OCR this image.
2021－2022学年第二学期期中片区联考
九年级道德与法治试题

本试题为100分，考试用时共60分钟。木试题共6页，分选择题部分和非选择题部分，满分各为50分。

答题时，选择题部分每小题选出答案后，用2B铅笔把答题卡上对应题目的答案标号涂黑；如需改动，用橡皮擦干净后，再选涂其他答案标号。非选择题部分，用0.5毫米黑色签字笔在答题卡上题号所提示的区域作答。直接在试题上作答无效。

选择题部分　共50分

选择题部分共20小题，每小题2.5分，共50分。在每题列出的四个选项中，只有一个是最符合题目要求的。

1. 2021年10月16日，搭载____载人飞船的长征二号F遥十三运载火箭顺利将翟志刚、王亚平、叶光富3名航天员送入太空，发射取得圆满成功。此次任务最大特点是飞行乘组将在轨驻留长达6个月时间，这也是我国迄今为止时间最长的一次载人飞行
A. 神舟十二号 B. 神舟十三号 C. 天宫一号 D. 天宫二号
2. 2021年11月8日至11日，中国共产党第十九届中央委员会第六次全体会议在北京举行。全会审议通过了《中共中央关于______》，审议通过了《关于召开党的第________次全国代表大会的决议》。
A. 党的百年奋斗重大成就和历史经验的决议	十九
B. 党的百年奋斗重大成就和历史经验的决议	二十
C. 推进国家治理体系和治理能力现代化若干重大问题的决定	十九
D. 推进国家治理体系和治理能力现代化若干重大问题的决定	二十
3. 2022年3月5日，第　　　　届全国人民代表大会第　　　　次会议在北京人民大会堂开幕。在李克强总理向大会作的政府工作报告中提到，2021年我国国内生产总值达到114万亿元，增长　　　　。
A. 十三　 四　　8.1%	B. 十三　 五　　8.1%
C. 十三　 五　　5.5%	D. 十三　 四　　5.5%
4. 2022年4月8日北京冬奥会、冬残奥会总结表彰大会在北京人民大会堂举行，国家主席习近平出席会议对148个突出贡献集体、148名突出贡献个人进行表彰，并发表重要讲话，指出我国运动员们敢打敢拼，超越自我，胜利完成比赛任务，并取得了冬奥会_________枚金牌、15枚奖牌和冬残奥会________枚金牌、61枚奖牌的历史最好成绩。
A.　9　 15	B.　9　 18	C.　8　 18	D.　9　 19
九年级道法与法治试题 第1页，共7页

What you should do -> Using the listing above, pick out each line that contains the word "推进国家治理体系和治理能力现代化若干重大问题的决定", then copy it.

Correct answer ->
C. 推进国家治理体系和治理能力现代化若干重大问题的决定	十九
D. 推进国家治理体系和治理能力现代化若干重大问题的决定	二十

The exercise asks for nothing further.